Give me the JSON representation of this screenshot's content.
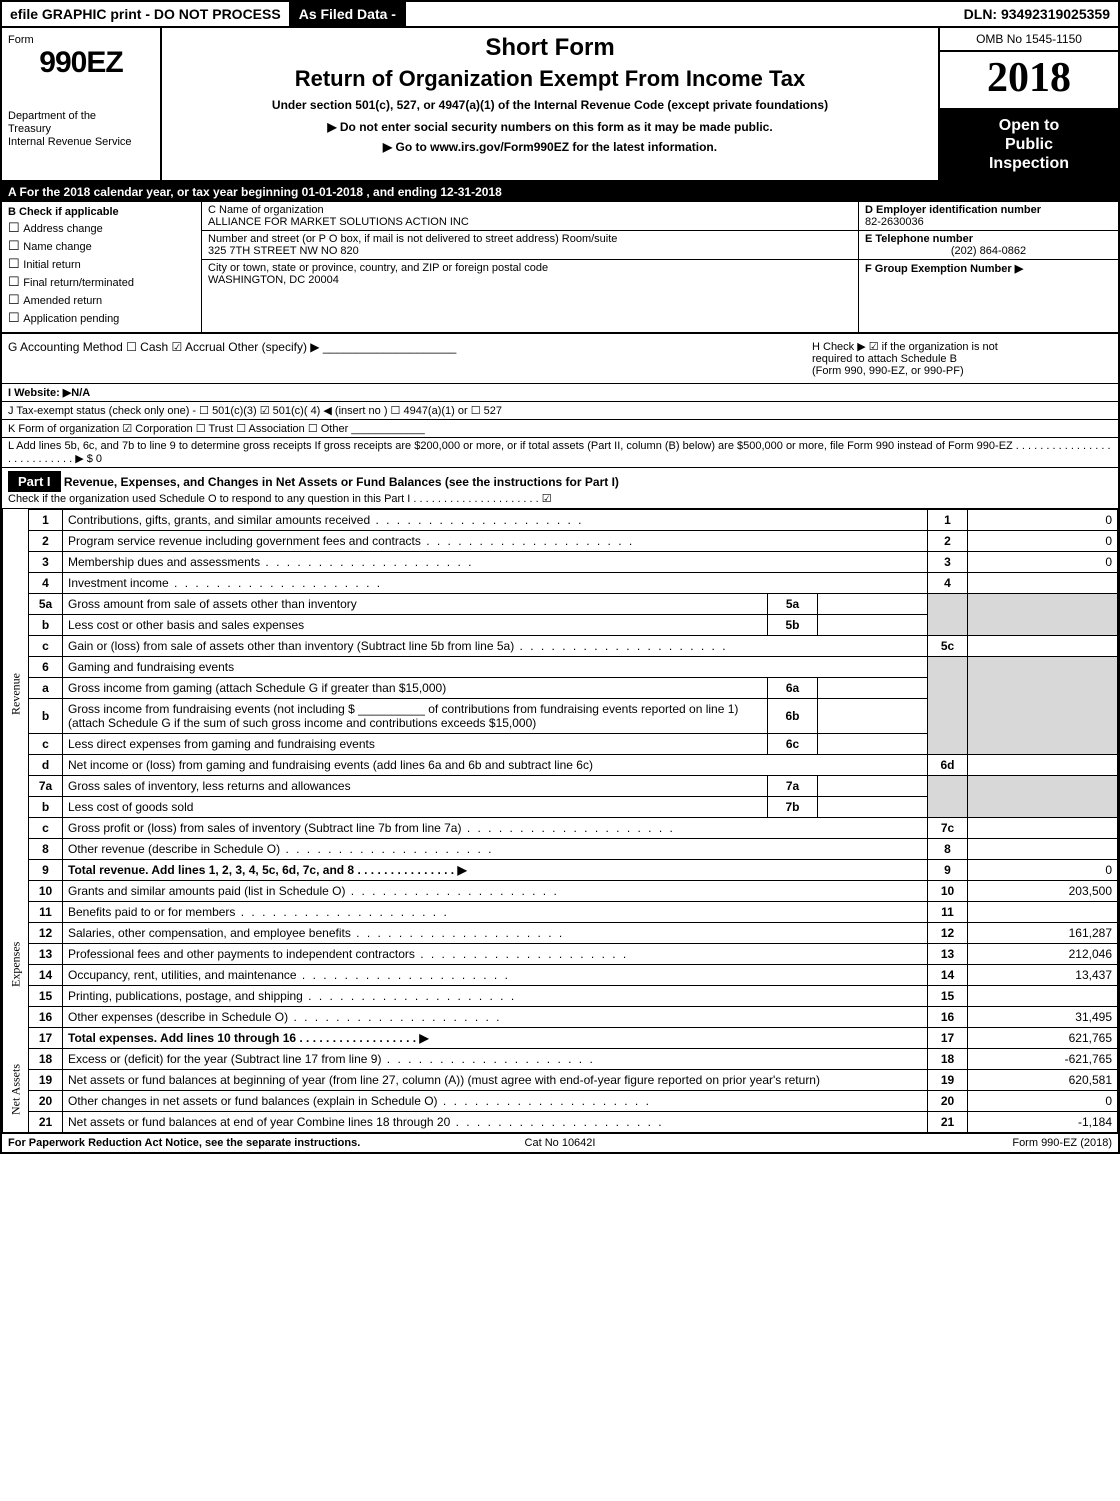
{
  "efile": {
    "left": "efile GRAPHIC print - DO NOT PROCESS",
    "as_filed": "As Filed Data -",
    "dln": "DLN: 93492319025359"
  },
  "header": {
    "form_prefix": "Form",
    "form_number": "990EZ",
    "short_form": "Short Form",
    "title": "Return of Organization Exempt From Income Tax",
    "subtitle": "Under section 501(c), 527, or 4947(a)(1) of the Internal Revenue Code (except private foundations)",
    "no_ssn": "▶ Do not enter social security numbers on this form as it may be made public.",
    "goto": "▶ Go to www.irs.gov/Form990EZ for the latest information.",
    "dept1": "Department of the",
    "dept2": "Treasury",
    "dept3": "Internal Revenue Service",
    "omb": "OMB No 1545-1150",
    "year": "2018",
    "open1": "Open to",
    "open2": "Public",
    "open3": "Inspection"
  },
  "lineA": "A  For the 2018 calendar year, or tax year beginning 01-01-2018           , and ending 12-31-2018",
  "B": {
    "header": "B  Check if applicable",
    "items": [
      "Address change",
      "Name change",
      "Initial return",
      "Final return/terminated",
      "Amended return",
      "Application pending"
    ]
  },
  "C": {
    "name_label": "C Name of organization",
    "name": "ALLIANCE FOR MARKET SOLUTIONS ACTION INC",
    "addr_label": "Number and street (or P O box, if mail is not delivered to street address) Room/suite",
    "addr": "325 7TH STREET NW NO 820",
    "city_label": "City or town, state or province, country, and ZIP or foreign postal code",
    "city": "WASHINGTON, DC 20004"
  },
  "D": {
    "ein_label": "D Employer identification number",
    "ein": "82-2630036",
    "tel_label": "E Telephone number",
    "tel": "(202) 864-0862",
    "grp_label": "F Group Exemption Number  ▶"
  },
  "G": {
    "text": "G Accounting Method    ☐ Cash   ☑ Accrual   Other (specify) ▶ ____________________"
  },
  "H": {
    "line1": "H   Check ▶  ☑ if the organization is not",
    "line2": "required to attach Schedule B",
    "line3": "(Form 990, 990-EZ, or 990-PF)"
  },
  "I": "I Website: ▶N/A",
  "J": "J Tax-exempt status (check only one) - ☐ 501(c)(3)  ☑ 501(c)( 4) ◀ (insert no )  ☐ 4947(a)(1) or  ☐ 527",
  "K": "K Form of organization    ☑ Corporation   ☐ Trust   ☐ Association   ☐ Other ____________",
  "L": "L Add lines 5b, 6c, and 7b to line 9 to determine gross receipts  If gross receipts are $200,000 or more, or if total assets (Part II, column (B) below) are $500,000 or more, file Form 990 instead of Form 990-EZ  . . . . . . . . . . . . . . . . . . . . . . . . . . . ▶ $ 0",
  "partI": {
    "label": "Part I",
    "title": "Revenue, Expenses, and Changes in Net Assets or Fund Balances (see the instructions for Part I)",
    "sub": "Check if the organization used Schedule O to respond to any question in this Part I . . . . . . . . . . . . . . . . . . . . . ☑"
  },
  "side": {
    "revenue": "Revenue",
    "expenses": "Expenses",
    "netassets": "Net Assets"
  },
  "rows": {
    "r1": {
      "n": "1",
      "d": "Contributions, gifts, grants, and similar amounts received",
      "rn": "1",
      "v": "0"
    },
    "r2": {
      "n": "2",
      "d": "Program service revenue including government fees and contracts",
      "rn": "2",
      "v": "0"
    },
    "r3": {
      "n": "3",
      "d": "Membership dues and assessments",
      "rn": "3",
      "v": "0"
    },
    "r4": {
      "n": "4",
      "d": "Investment income",
      "rn": "4",
      "v": ""
    },
    "r5a": {
      "n": "5a",
      "d": "Gross amount from sale of assets other than inventory",
      "sub": "5a"
    },
    "r5b": {
      "n": "b",
      "d": "Less cost or other basis and sales expenses",
      "sub": "5b"
    },
    "r5c": {
      "n": "c",
      "d": "Gain or (loss) from sale of assets other than inventory (Subtract line 5b from line 5a)",
      "rn": "5c",
      "v": ""
    },
    "r6": {
      "n": "6",
      "d": "Gaming and fundraising events"
    },
    "r6a": {
      "n": "a",
      "d": "Gross income from gaming (attach Schedule G if greater than $15,000)",
      "sub": "6a"
    },
    "r6b": {
      "n": "b",
      "d": "Gross income from fundraising events (not including $ __________ of contributions from fundraising events reported on line 1) (attach Schedule G if the sum of such gross income and contributions exceeds $15,000)",
      "sub": "6b"
    },
    "r6c": {
      "n": "c",
      "d": "Less direct expenses from gaming and fundraising events",
      "sub": "6c"
    },
    "r6d": {
      "n": "d",
      "d": "Net income or (loss) from gaming and fundraising events (add lines 6a and 6b and subtract line 6c)",
      "rn": "6d",
      "v": ""
    },
    "r7a": {
      "n": "7a",
      "d": "Gross sales of inventory, less returns and allowances",
      "sub": "7a"
    },
    "r7b": {
      "n": "b",
      "d": "Less cost of goods sold",
      "sub": "7b"
    },
    "r7c": {
      "n": "c",
      "d": "Gross profit or (loss) from sales of inventory (Subtract line 7b from line 7a)",
      "rn": "7c",
      "v": ""
    },
    "r8": {
      "n": "8",
      "d": "Other revenue (describe in Schedule O)",
      "rn": "8",
      "v": ""
    },
    "r9": {
      "n": "9",
      "d": "Total revenue. Add lines 1, 2, 3, 4, 5c, 6d, 7c, and 8   . . . . . . . . . . . . . . .  ▶",
      "rn": "9",
      "v": "0"
    },
    "r10": {
      "n": "10",
      "d": "Grants and similar amounts paid (list in Schedule O)",
      "rn": "10",
      "v": "203,500"
    },
    "r11": {
      "n": "11",
      "d": "Benefits paid to or for members",
      "rn": "11",
      "v": ""
    },
    "r12": {
      "n": "12",
      "d": "Salaries, other compensation, and employee benefits",
      "rn": "12",
      "v": "161,287"
    },
    "r13": {
      "n": "13",
      "d": "Professional fees and other payments to independent contractors",
      "rn": "13",
      "v": "212,046"
    },
    "r14": {
      "n": "14",
      "d": "Occupancy, rent, utilities, and maintenance",
      "rn": "14",
      "v": "13,437"
    },
    "r15": {
      "n": "15",
      "d": "Printing, publications, postage, and shipping",
      "rn": "15",
      "v": ""
    },
    "r16": {
      "n": "16",
      "d": "Other expenses (describe in Schedule O)",
      "rn": "16",
      "v": "31,495"
    },
    "r17": {
      "n": "17",
      "d": "Total expenses. Add lines 10 through 16   . . . . . . . . . . . . . . . . . .  ▶",
      "rn": "17",
      "v": "621,765"
    },
    "r18": {
      "n": "18",
      "d": "Excess or (deficit) for the year (Subtract line 17 from line 9)",
      "rn": "18",
      "v": "-621,765"
    },
    "r19": {
      "n": "19",
      "d": "Net assets or fund balances at beginning of year (from line 27, column (A)) (must agree with end-of-year figure reported on prior year's return)",
      "rn": "19",
      "v": "620,581"
    },
    "r20": {
      "n": "20",
      "d": "Other changes in net assets or fund balances (explain in Schedule O)",
      "rn": "20",
      "v": "0"
    },
    "r21": {
      "n": "21",
      "d": "Net assets or fund balances at end of year  Combine lines 18 through 20",
      "rn": "21",
      "v": "-1,184"
    }
  },
  "footer": {
    "left": "For Paperwork Reduction Act Notice, see the separate instructions.",
    "center": "Cat No 10642I",
    "right": "Form 990-EZ (2018)"
  }
}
━━━━━━━━━━━━━━━━━━━━
Which lines above contain "left"? Show each of them.

> OUTPUT:
    "left": "efile GRAPHIC print - DO NOT PROCESS",
    "left": "For Paperwork Reduction Act Notice, see the separate instructions.",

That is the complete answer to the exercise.